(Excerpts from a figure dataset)
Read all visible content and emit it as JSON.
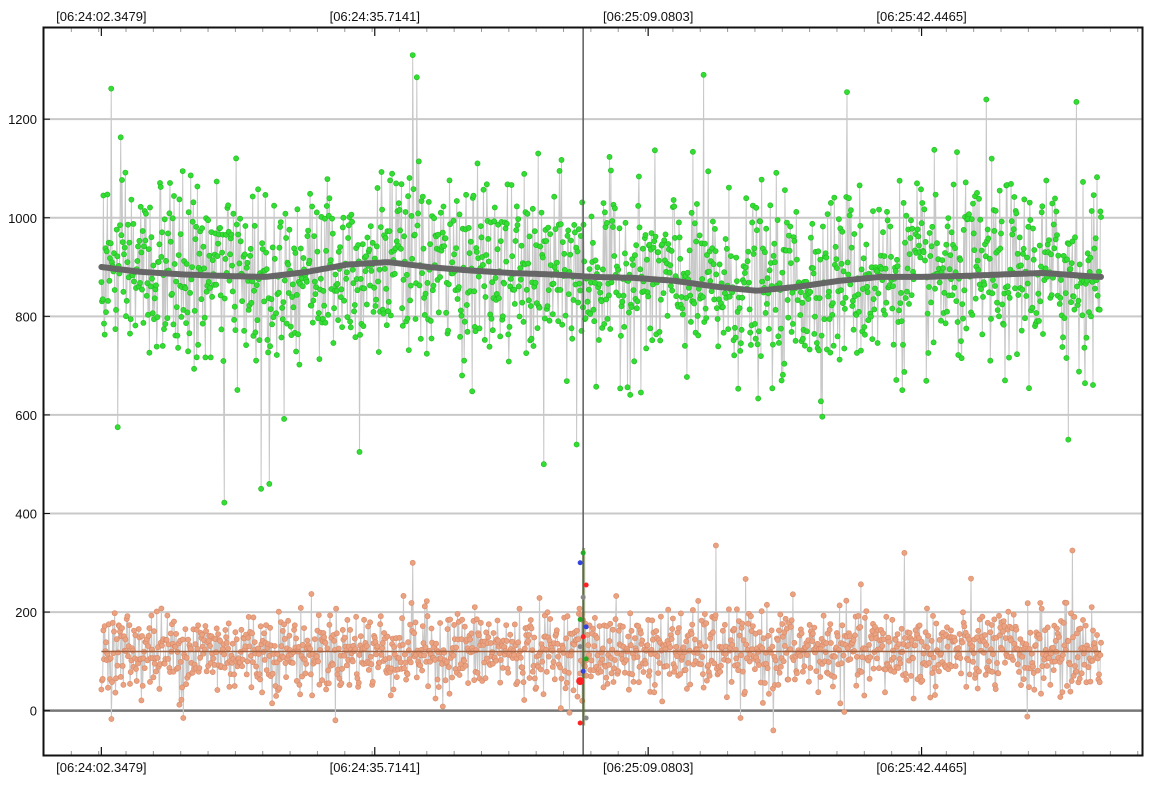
{
  "chart_data": {
    "type": "scatter",
    "title": "",
    "x_axis": {
      "type": "time",
      "tick_labels": [
        "[06:24:02.3479]",
        "[06:24:35.7141]",
        "[06:25:09.0803]",
        "[06:25:42.4465]"
      ],
      "tick_seconds": [
        0,
        33.3662,
        66.7324,
        100.0986
      ],
      "range_seconds": [
        -7,
        127
      ],
      "data_range_seconds": [
        0,
        122
      ],
      "labels_top": true,
      "labels_bottom": true
    },
    "y_axis": {
      "ticks": [
        0,
        200,
        400,
        600,
        800,
        1000,
        1200
      ],
      "ylim": [
        -90,
        1385
      ]
    },
    "cursor": {
      "x_seconds": 58.8
    },
    "grid": true,
    "series": [
      {
        "role": "high-band",
        "point_color": "#33dd33",
        "line_color": "#c8c8c8",
        "mean_level": 880,
        "spread": 120,
        "extremes": [
          {
            "x": 1.2,
            "y": 1262
          },
          {
            "x": 2.0,
            "y": 575
          },
          {
            "x": 15.0,
            "y": 422
          },
          {
            "x": 19.5,
            "y": 450
          },
          {
            "x": 20.5,
            "y": 460
          },
          {
            "x": 38.0,
            "y": 1330
          },
          {
            "x": 38.5,
            "y": 1285
          },
          {
            "x": 31.5,
            "y": 525
          },
          {
            "x": 54.0,
            "y": 500
          },
          {
            "x": 58.0,
            "y": 540
          },
          {
            "x": 73.5,
            "y": 1290
          },
          {
            "x": 91.0,
            "y": 1255
          },
          {
            "x": 108.0,
            "y": 1240
          },
          {
            "x": 119.0,
            "y": 1235
          },
          {
            "x": 118.0,
            "y": 550
          }
        ],
        "trend": [
          {
            "x": 0,
            "y": 900
          },
          {
            "x": 5,
            "y": 890
          },
          {
            "x": 10,
            "y": 885
          },
          {
            "x": 15,
            "y": 882
          },
          {
            "x": 20,
            "y": 880
          },
          {
            "x": 25,
            "y": 890
          },
          {
            "x": 30,
            "y": 905
          },
          {
            "x": 35,
            "y": 910
          },
          {
            "x": 40,
            "y": 900
          },
          {
            "x": 45,
            "y": 893
          },
          {
            "x": 50,
            "y": 888
          },
          {
            "x": 55,
            "y": 885
          },
          {
            "x": 60,
            "y": 880
          },
          {
            "x": 65,
            "y": 878
          },
          {
            "x": 70,
            "y": 872
          },
          {
            "x": 75,
            "y": 860
          },
          {
            "x": 80,
            "y": 852
          },
          {
            "x": 85,
            "y": 860
          },
          {
            "x": 90,
            "y": 872
          },
          {
            "x": 95,
            "y": 880
          },
          {
            "x": 100,
            "y": 880
          },
          {
            "x": 105,
            "y": 882
          },
          {
            "x": 110,
            "y": 885
          },
          {
            "x": 115,
            "y": 888
          },
          {
            "x": 120,
            "y": 882
          },
          {
            "x": 122,
            "y": 880
          }
        ],
        "trend_color": "#666666"
      },
      {
        "role": "low-band",
        "point_color": "#eaa281",
        "point_edge": "#d98a68",
        "line_color": "#c8c8c8",
        "mean_level": 120,
        "spread": 55,
        "extremes": [
          {
            "x": 75.0,
            "y": 335
          },
          {
            "x": 118.5,
            "y": 325
          },
          {
            "x": 98.0,
            "y": 320
          },
          {
            "x": 38.0,
            "y": 300
          },
          {
            "x": 10.0,
            "y": -15
          },
          {
            "x": 78.0,
            "y": -15
          },
          {
            "x": 82.0,
            "y": -40
          },
          {
            "x": 113.0,
            "y": -12
          }
        ],
        "mean_line": 120,
        "mean_line_color": "#a0603e"
      }
    ],
    "cursor_markers": {
      "colors": [
        "#ff2222",
        "#3344dd",
        "#22aa22",
        "#888888"
      ],
      "values": [
        60,
        80,
        105,
        130,
        150,
        170,
        185,
        230,
        255,
        300,
        320,
        -15,
        -25
      ]
    }
  }
}
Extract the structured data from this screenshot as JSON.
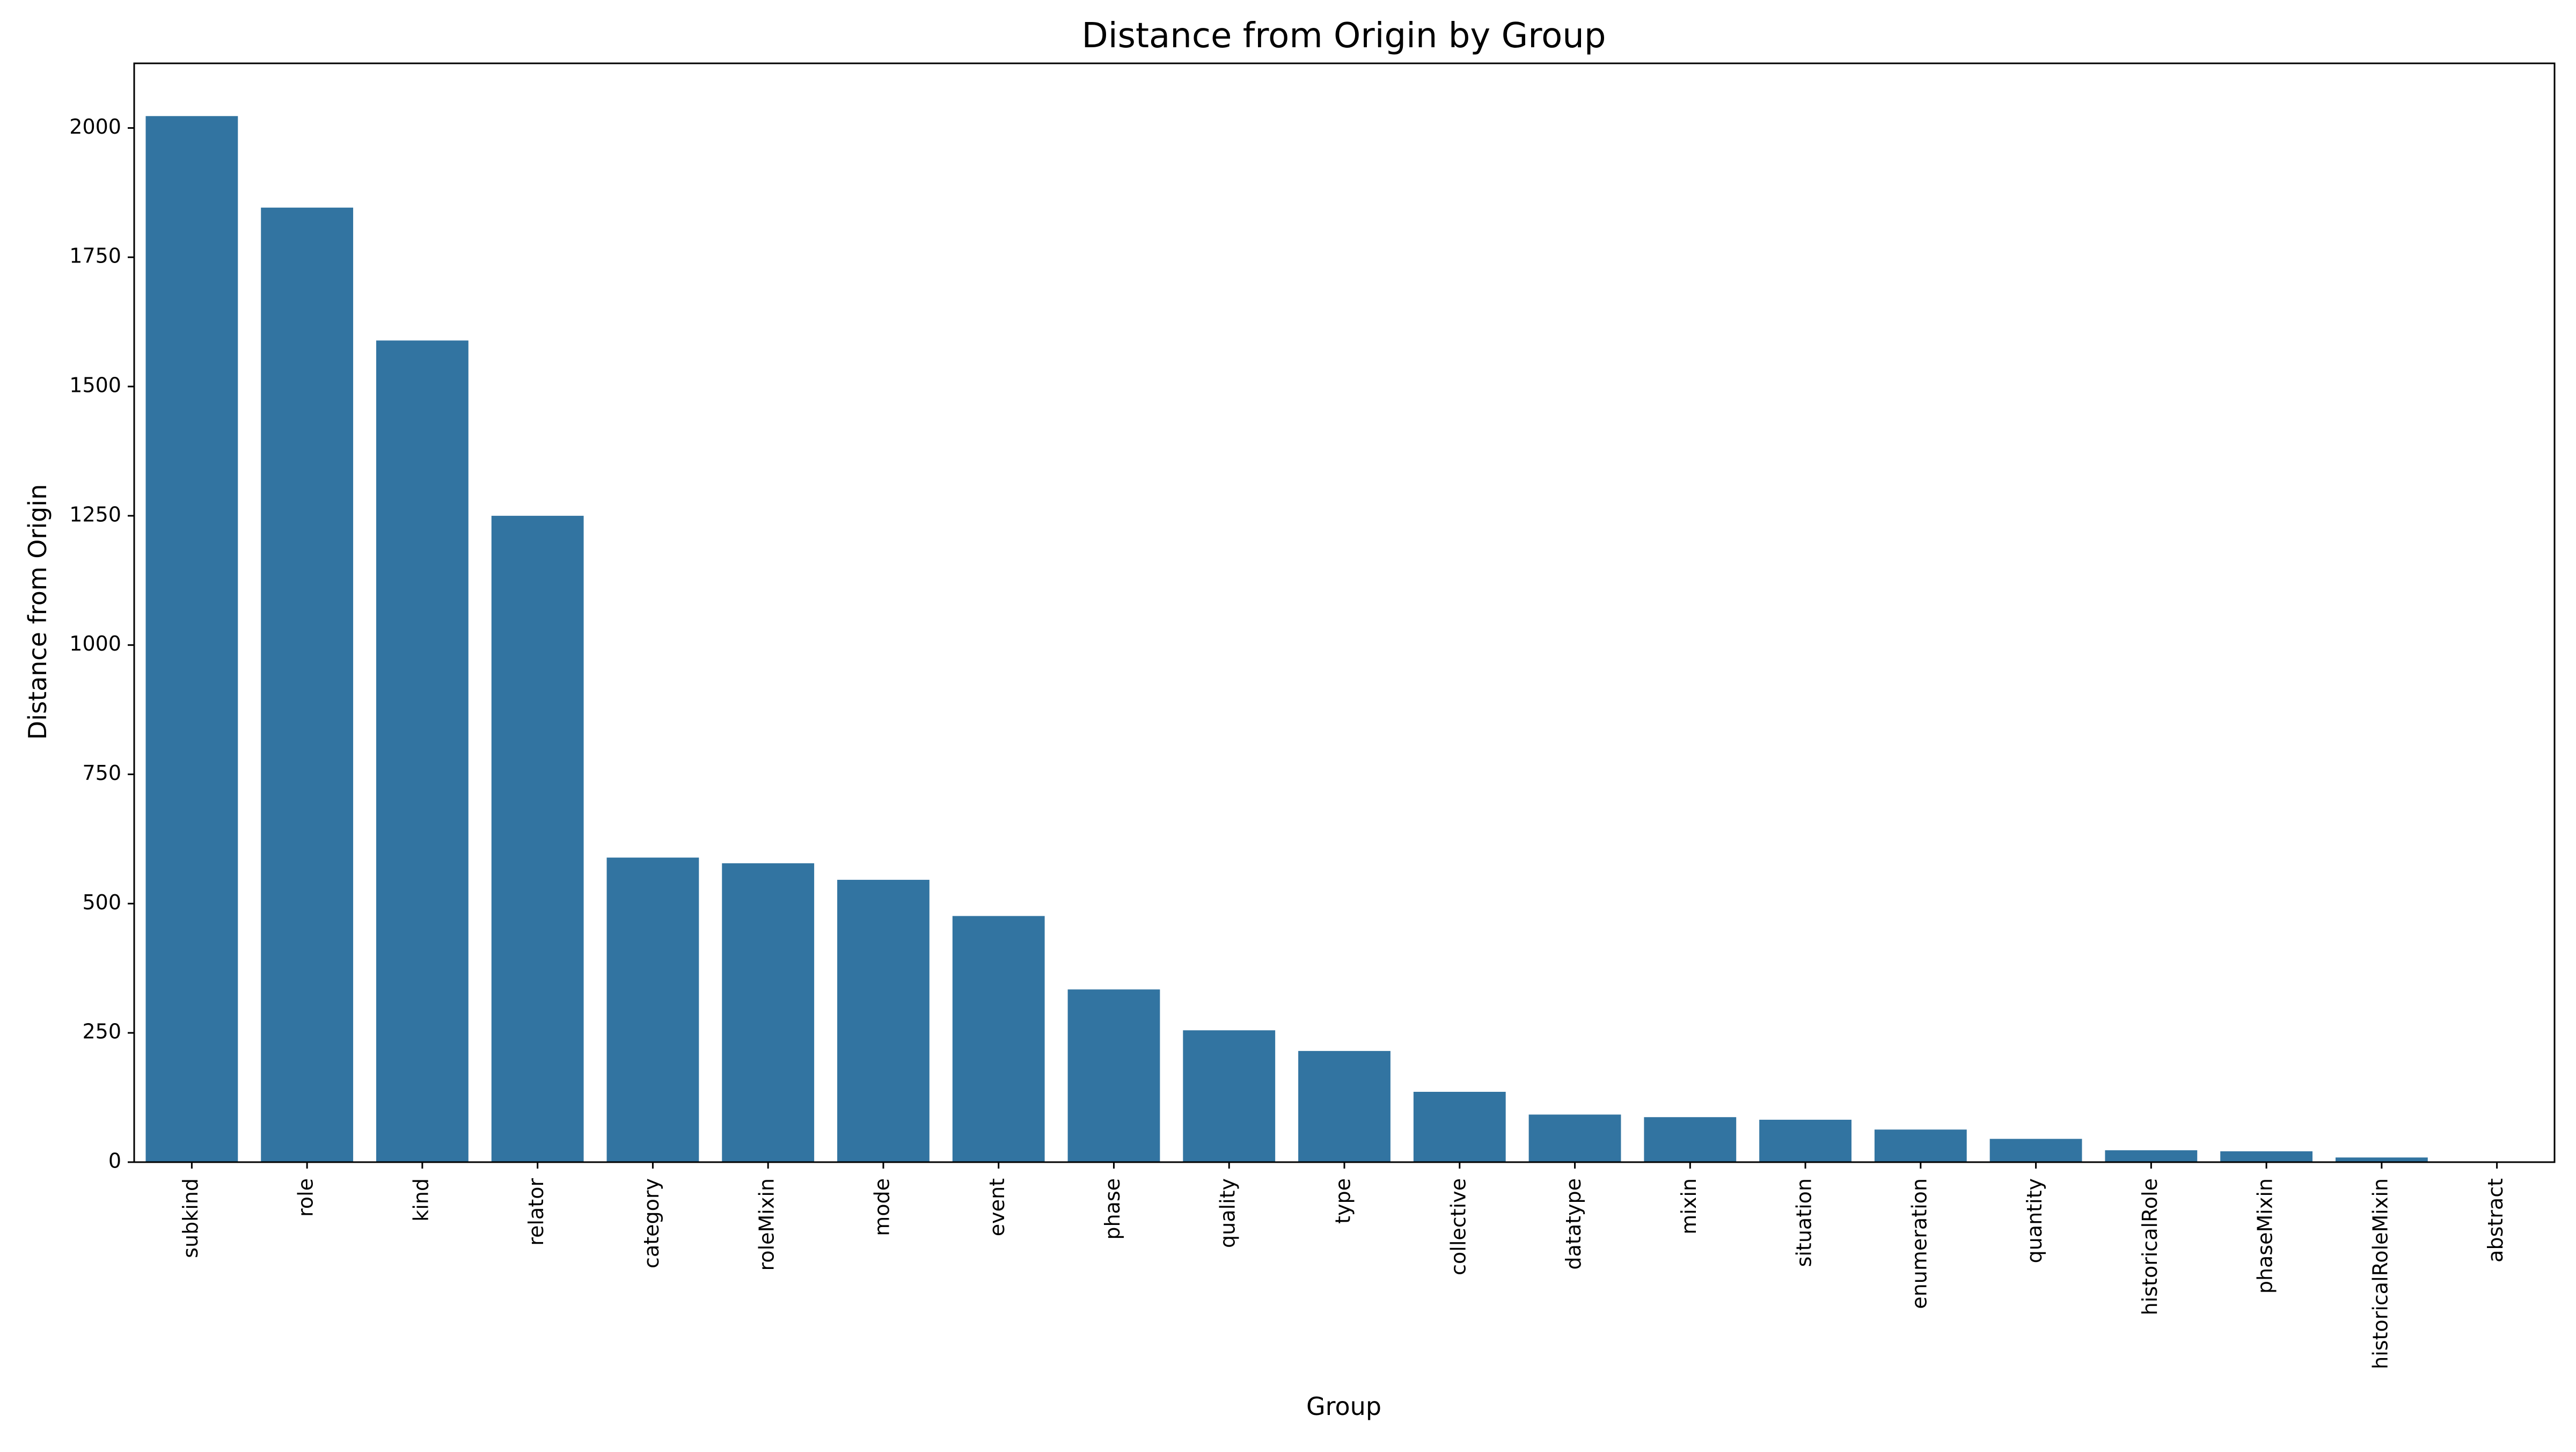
{
  "chart_data": {
    "type": "bar",
    "title": "Distance from Origin by Group",
    "xlabel": "Group",
    "ylabel": "Distance from Origin",
    "categories": [
      "subkind",
      "role",
      "kind",
      "relator",
      "category",
      "roleMixin",
      "mode",
      "event",
      "phase",
      "quality",
      "type",
      "collective",
      "datatype",
      "mixin",
      "situation",
      "enumeration",
      "quantity",
      "historicalRole",
      "phaseMixin",
      "historicalRoleMixin",
      "abstract"
    ],
    "values": [
      2023,
      1846,
      1589,
      1250,
      589,
      578,
      546,
      476,
      334,
      255,
      215,
      136,
      92,
      87,
      82,
      63,
      45,
      23,
      21,
      9,
      1
    ],
    "ylim": [
      0,
      2125
    ],
    "yticks": [
      0,
      250,
      500,
      750,
      1000,
      1250,
      1500,
      1750,
      2000
    ],
    "grid": false,
    "bar_color": "#3274a1"
  }
}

YOUR OBJECTIVE | Identify the lines above with the word "true". Copy them.

THE RESULT |
      "labels_top": true,
      "labels_bottom": true
    "grid": true,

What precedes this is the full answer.